--- Start of Provided text ---

1 – 1000 AD

Edited by Andrew Roberts

1000 years in Trumpington’s history: Late Iron Age, Romano-British and Anglo-Saxon settlement and the naming of the village. One of a series of pages with Trumpington’s timeline .

30-70 AD
A bronze jug and bowl (patera) were discovered in the north of Trumpington in 1709 and are now on display in the Fitzwilliam Museum.
The patera has a central medallion of an eagle bringing down a deer, then a frieze and decoration, with a separate handle with a ram ‘ s head decoration. They have been identified in recent years as being among a group of items found in 1709; other items included pots, an amphora and the remains of a rectangular folding gaming board. The items date from c. 30- 70 AD, the pots with known potter’s marks. They were described in the 1722 and 1806 editions of Camden’s Britannia as being found by labourers working at Dam Hill, to the west of Trumpington Road (said to be on the right side of the road coming out of Cambridge, about ¼ mile from the milestone not far from the river). They are typical of items found in Iron Age burials on the edge of the Roman Empire at the time of the Roman conquest of Britain. These were elite and conspicuous burials of the Romanised or soon-to-be Romanised elite, in areas separate from the main cemeteries. There are comparable burials at Bartlow Hills and Wheathampstead. The finds appear to have been given to Trinity College by a son of James Thompson (Anstey Hall), owner of the land.

--- End of Provided text ---

* Given request 1
Answer these questions about the Trumpington timeline text:
(a) In which museum are the bronze jug and bowl now on display?
(b) What scene is on the central medallion of the patera?
(c) Which editions of Camden's Britannia described the finds?
* Given request 2
Render the lines of the records as a JSON list of strings, one string per line, starting at the line containing "cell-usine: Usines de roulements" and ending at the line containing "cell-usine: Usine d'artillerie", with both of those lines included.

--- Start of Information provided ---

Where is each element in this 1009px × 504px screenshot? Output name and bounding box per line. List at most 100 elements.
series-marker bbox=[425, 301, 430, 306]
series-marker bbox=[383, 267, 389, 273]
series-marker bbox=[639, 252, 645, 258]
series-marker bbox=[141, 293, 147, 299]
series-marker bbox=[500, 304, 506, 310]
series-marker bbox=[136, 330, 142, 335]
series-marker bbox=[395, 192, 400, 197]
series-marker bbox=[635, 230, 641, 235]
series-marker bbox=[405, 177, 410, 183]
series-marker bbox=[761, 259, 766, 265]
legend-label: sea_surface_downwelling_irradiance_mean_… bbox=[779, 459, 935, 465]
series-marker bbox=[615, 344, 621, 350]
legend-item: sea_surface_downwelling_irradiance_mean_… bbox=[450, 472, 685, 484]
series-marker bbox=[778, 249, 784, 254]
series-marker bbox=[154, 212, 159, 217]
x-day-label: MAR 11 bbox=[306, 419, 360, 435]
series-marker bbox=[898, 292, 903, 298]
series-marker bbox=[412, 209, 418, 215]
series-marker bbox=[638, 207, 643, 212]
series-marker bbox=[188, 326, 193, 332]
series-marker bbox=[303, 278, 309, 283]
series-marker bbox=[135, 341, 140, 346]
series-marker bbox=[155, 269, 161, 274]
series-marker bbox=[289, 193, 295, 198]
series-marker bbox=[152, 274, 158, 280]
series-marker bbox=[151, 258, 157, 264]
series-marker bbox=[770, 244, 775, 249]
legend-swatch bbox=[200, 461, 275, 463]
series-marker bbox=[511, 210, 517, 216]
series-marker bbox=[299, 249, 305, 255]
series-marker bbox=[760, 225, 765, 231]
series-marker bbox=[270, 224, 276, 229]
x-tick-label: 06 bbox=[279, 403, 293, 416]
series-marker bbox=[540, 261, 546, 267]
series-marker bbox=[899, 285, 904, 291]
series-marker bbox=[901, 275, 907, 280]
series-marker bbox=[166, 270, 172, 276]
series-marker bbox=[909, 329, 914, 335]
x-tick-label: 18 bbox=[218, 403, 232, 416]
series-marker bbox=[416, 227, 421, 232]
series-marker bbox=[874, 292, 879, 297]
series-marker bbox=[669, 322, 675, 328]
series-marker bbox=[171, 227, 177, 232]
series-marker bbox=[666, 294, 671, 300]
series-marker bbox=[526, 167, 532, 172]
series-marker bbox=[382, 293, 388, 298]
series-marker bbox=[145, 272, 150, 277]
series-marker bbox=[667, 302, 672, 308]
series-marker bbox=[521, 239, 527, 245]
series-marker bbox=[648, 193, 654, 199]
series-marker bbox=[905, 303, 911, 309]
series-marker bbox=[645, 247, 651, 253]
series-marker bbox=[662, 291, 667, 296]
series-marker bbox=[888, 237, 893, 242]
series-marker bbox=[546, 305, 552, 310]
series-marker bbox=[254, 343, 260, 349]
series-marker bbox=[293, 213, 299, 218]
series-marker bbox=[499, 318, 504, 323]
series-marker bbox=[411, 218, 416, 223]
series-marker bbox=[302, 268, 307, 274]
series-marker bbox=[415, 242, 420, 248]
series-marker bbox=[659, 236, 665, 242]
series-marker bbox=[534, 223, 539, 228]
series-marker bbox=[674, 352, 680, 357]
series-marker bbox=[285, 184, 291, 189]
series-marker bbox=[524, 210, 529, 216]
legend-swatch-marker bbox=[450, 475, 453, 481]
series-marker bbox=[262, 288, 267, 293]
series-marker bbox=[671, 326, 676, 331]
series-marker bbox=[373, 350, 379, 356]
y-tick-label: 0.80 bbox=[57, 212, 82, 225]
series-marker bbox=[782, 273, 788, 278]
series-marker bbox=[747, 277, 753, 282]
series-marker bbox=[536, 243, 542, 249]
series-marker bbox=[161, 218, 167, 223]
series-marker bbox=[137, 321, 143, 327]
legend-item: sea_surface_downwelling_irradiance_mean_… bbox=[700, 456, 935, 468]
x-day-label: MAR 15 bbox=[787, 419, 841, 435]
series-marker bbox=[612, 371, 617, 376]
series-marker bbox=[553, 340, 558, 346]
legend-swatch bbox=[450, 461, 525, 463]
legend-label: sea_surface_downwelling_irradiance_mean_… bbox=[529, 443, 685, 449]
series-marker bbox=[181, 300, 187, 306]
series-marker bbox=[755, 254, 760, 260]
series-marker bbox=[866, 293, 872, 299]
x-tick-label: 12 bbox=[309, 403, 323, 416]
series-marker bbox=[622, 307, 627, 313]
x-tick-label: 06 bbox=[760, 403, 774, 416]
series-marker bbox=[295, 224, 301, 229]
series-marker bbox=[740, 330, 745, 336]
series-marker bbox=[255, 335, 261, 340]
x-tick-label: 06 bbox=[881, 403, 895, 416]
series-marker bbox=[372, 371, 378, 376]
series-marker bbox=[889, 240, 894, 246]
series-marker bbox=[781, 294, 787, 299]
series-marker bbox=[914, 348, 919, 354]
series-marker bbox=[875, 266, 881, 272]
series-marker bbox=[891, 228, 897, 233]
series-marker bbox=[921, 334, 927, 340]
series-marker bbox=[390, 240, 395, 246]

--- End of Information provided ---
--- Start of Information provided ---

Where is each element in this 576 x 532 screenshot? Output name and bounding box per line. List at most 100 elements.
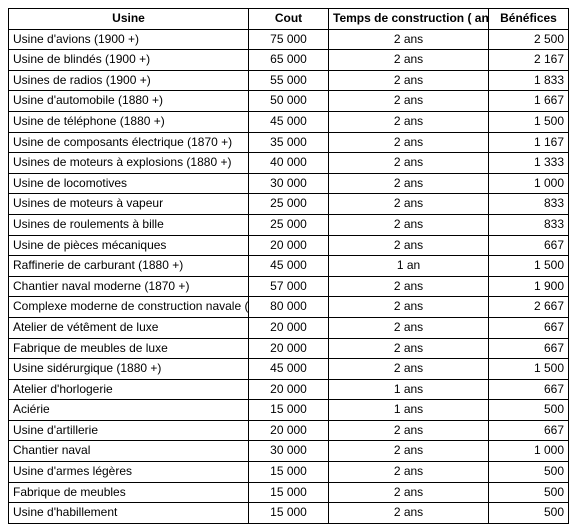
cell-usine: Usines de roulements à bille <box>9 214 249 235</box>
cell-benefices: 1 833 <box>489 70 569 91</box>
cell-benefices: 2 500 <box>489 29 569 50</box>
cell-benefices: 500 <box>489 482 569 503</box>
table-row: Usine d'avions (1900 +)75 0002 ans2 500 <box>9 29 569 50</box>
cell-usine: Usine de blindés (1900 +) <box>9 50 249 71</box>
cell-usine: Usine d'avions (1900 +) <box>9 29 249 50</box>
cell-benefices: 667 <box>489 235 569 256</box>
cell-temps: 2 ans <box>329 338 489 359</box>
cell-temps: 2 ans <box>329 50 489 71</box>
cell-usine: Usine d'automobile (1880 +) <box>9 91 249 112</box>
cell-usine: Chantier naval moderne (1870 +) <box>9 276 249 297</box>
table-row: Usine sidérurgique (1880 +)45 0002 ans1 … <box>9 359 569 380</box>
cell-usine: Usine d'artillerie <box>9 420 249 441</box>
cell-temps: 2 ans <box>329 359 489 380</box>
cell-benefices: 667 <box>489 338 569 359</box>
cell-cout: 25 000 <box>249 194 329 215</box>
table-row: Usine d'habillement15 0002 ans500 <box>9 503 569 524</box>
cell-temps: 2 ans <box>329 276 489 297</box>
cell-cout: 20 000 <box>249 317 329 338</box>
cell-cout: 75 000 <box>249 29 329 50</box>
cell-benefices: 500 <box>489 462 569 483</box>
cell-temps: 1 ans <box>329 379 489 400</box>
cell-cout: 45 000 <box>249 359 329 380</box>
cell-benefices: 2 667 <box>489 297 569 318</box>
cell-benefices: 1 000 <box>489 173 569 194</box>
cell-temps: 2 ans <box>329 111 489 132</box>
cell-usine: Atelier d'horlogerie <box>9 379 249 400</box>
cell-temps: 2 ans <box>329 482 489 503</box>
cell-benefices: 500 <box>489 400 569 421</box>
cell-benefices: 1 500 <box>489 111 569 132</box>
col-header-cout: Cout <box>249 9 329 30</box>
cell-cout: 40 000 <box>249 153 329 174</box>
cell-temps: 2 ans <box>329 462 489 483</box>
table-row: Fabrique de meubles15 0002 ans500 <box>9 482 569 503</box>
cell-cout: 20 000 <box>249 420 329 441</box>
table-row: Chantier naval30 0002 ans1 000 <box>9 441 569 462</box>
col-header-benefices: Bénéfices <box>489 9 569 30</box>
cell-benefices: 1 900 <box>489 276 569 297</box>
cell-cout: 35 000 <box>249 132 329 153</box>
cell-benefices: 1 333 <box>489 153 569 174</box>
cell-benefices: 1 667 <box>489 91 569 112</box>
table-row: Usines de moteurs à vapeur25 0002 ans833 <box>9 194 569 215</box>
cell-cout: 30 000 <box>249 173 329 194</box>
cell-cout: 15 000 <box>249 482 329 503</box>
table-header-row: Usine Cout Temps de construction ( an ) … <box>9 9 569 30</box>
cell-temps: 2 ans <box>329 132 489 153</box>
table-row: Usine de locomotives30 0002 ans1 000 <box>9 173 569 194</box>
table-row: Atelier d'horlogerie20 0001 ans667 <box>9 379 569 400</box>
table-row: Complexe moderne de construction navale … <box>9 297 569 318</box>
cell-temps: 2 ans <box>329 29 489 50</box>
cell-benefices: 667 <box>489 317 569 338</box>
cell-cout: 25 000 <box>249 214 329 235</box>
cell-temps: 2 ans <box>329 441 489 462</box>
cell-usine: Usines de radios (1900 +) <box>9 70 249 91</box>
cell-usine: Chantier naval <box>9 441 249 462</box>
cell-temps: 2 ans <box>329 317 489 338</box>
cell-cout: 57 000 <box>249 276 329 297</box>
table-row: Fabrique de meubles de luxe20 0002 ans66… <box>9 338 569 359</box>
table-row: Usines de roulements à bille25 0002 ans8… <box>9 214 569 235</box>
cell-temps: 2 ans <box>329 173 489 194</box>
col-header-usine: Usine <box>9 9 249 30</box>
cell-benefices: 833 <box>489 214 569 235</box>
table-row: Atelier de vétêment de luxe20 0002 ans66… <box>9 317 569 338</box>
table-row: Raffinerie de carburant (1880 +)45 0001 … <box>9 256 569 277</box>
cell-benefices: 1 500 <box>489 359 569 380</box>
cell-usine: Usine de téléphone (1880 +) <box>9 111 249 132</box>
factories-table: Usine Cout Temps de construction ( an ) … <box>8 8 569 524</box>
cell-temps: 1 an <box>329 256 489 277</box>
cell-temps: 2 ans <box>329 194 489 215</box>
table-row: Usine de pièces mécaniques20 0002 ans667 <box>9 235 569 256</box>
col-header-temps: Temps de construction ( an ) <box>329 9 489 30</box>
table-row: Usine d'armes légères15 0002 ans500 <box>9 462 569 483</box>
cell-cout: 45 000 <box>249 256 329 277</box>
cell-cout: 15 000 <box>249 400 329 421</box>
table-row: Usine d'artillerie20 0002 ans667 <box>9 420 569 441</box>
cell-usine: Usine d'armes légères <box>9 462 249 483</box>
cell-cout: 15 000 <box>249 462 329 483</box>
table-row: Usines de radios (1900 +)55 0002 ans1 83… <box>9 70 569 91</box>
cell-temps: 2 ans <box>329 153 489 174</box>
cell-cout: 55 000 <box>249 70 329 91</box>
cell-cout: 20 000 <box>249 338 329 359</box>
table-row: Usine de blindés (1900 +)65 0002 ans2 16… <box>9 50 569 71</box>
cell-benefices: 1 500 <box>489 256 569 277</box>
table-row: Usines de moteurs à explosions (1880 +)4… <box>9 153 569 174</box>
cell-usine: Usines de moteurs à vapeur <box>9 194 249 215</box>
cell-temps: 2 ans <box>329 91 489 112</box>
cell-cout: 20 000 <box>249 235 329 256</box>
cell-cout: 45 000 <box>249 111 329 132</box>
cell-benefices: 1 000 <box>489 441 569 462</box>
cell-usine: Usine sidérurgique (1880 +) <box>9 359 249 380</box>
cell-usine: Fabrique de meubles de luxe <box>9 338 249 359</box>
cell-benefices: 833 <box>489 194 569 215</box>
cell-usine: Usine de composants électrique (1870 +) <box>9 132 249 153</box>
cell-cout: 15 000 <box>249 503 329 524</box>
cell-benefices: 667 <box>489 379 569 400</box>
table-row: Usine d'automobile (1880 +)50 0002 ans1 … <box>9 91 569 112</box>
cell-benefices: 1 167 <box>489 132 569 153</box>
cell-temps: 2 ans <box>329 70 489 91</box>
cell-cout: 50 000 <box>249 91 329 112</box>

--- End of Information provided ---

* Task output 1
(a) The Fitzwilliam Museum.
(b) An eagle bringing down a deer.
(c) The 1722 and 1806 editions.

* Task output 2
[
  "cell-usine: Usines de roulements à bille <box>9 214 249 235</box>",
  "cell-benefices: 1 833 <box>489 70 569 91</box>",
  "cell-benefices: 2 500 <box>489 29 569 50</box>",
  "cell-benefices: 500 <box>489 482 569 503</box>",
  "table-row: Usine d'avions (1900 +)75 0002 ans2 500 <box>9 29 569 50</box>",
  "cell-usine: Usine de blindés (1900 +) <box>9 50 249 71</box>",
  "cell-usine: Usine d'avions (1900 +) <box>9 29 249 50</box>",
  "cell-benefices: 667 <box>489 235 569 256</box>",
  "cell-temps: 2 ans <box>329 338 489 359</box>",
  "cell-temps: 2 ans <box>329 50 489 71</box>",
  "cell-usine: Usine d'automobile (1880 +) <box>9 91 249 112</box>",
  "cell-usine: Chantier naval moderne (1870 +) <box>9 276 249 297</box>",
  "table-row: Usine sidérurgique (1880 +)45 0002 ans1 … <box>9 359 569 380</box>",
  "cell-usine: Usine d'artillerie <box>9 420 249 441</box>"
]